— OBJETIVO —
Reescribe todas las líneas con "Quick Ratio" sustituido por "Acid-Test Ratio" y sin alterar nada más.

— Entradas guardadas —
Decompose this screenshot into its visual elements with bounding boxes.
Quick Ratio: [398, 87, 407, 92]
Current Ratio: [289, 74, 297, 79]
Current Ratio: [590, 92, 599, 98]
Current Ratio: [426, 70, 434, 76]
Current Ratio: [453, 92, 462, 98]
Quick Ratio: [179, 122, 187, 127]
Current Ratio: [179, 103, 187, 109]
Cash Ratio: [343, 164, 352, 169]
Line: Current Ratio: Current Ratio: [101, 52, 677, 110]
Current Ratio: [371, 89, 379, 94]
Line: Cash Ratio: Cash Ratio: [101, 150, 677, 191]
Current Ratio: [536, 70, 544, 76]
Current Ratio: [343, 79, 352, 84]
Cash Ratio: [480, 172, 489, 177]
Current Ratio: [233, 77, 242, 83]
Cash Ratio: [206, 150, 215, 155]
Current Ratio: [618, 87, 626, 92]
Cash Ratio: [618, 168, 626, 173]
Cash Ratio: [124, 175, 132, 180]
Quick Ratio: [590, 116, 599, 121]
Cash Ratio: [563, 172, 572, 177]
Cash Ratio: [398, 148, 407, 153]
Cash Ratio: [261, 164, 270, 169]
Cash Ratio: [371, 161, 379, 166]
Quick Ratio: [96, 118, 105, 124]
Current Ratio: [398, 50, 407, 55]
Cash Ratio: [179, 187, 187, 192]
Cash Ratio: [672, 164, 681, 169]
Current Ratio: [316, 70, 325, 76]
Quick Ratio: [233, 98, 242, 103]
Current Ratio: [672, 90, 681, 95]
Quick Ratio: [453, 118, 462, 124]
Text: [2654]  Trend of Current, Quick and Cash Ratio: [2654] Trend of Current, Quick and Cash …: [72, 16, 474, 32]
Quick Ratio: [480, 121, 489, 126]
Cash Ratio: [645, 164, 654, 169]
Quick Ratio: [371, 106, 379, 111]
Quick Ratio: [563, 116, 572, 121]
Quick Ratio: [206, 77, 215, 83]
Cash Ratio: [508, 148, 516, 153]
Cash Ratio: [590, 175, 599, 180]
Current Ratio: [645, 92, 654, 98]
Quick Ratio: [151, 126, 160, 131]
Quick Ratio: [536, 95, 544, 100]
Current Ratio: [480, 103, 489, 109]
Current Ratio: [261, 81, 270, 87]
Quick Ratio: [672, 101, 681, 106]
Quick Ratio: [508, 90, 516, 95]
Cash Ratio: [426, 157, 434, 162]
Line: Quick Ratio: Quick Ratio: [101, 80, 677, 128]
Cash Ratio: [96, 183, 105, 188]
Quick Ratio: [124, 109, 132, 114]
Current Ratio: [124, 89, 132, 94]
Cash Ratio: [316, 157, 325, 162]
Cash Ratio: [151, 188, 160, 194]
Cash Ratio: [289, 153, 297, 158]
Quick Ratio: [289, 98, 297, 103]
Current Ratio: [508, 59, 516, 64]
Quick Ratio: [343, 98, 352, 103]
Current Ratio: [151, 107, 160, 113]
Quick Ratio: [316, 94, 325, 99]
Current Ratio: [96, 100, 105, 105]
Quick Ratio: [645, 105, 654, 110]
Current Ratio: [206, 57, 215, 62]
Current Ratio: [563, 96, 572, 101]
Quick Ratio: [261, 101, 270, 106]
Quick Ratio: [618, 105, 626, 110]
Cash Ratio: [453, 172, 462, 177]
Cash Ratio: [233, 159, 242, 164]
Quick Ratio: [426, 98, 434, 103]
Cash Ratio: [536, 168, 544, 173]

— LA RESPUESTA —
Decompose this screenshot into its visual elements with bounding boxes.
Acid-Test Ratio: [398, 87, 407, 92]
Current Ratio: [289, 74, 297, 79]
Current Ratio: [590, 92, 599, 98]
Current Ratio: [426, 70, 434, 76]
Current Ratio: [453, 92, 462, 98]
Acid-Test Ratio: [179, 122, 187, 127]
Current Ratio: [179, 103, 187, 109]
Cash Ratio: [343, 164, 352, 169]
Line: Current Ratio: Current Ratio: [101, 52, 677, 110]
Current Ratio: [371, 89, 379, 94]
Line: Cash Ratio: Cash Ratio: [101, 150, 677, 191]
Current Ratio: [536, 70, 544, 76]
Current Ratio: [343, 79, 352, 84]
Cash Ratio: [480, 172, 489, 177]
Current Ratio: [233, 77, 242, 83]
Cash Ratio: [206, 150, 215, 155]
Current Ratio: [618, 87, 626, 92]
Cash Ratio: [618, 168, 626, 173]
Cash Ratio: [124, 175, 132, 180]
Acid-Test Ratio: [590, 116, 599, 121]
Cash Ratio: [563, 172, 572, 177]
Cash Ratio: [398, 148, 407, 153]
Cash Ratio: [261, 164, 270, 169]
Cash Ratio: [371, 161, 379, 166]
Acid-Test Ratio: [96, 118, 105, 124]
Current Ratio: [398, 50, 407, 55]
Cash Ratio: [179, 187, 187, 192]
Cash Ratio: [672, 164, 681, 169]
Current Ratio: [316, 70, 325, 76]
Acid-Test Ratio: [233, 98, 242, 103]
Current Ratio: [672, 90, 681, 95]
Acid-Test Ratio: [453, 118, 462, 124]
Text: [2654]  Trend of Current, Quick and Cash Ratio: [2654] Trend of Current, Quick and Cash …: [72, 16, 474, 32]
Acid-Test Ratio: [480, 121, 489, 126]
Cash Ratio: [645, 164, 654, 169]
Acid-Test Ratio: [371, 106, 379, 111]
Acid-Test Ratio: [563, 116, 572, 121]
Acid-Test Ratio: [206, 77, 215, 83]
Cash Ratio: [508, 148, 516, 153]
Cash Ratio: [590, 175, 599, 180]
Current Ratio: [645, 92, 654, 98]
Acid-Test Ratio: [151, 126, 160, 131]
Acid-Test Ratio: [536, 95, 544, 100]
Current Ratio: [480, 103, 489, 109]
Current Ratio: [261, 81, 270, 87]
Acid-Test Ratio: [672, 101, 681, 106]
Acid-Test Ratio: [508, 90, 516, 95]
Cash Ratio: [426, 157, 434, 162]
Line: Acid-Test Ratio: Acid-Test Ratio: [101, 80, 677, 128]
Cash Ratio: [96, 183, 105, 188]
Acid-Test Ratio: [124, 109, 132, 114]
Current Ratio: [124, 89, 132, 94]
Cash Ratio: [316, 157, 325, 162]
Cash Ratio: [151, 188, 160, 194]
Cash Ratio: [289, 153, 297, 158]
Acid-Test Ratio: [289, 98, 297, 103]
Current Ratio: [508, 59, 516, 64]
Acid-Test Ratio: [343, 98, 352, 103]
Current Ratio: [151, 107, 160, 113]
Acid-Test Ratio: [316, 94, 325, 99]
Current Ratio: [96, 100, 105, 105]
Acid-Test Ratio: [645, 105, 654, 110]
Current Ratio: [206, 57, 215, 62]
Current Ratio: [563, 96, 572, 101]
Acid-Test Ratio: [261, 101, 270, 106]
Acid-Test Ratio: [618, 105, 626, 110]
Cash Ratio: [453, 172, 462, 177]
Cash Ratio: [233, 159, 242, 164]
Acid-Test Ratio: [426, 98, 434, 103]
Cash Ratio: [536, 168, 544, 173]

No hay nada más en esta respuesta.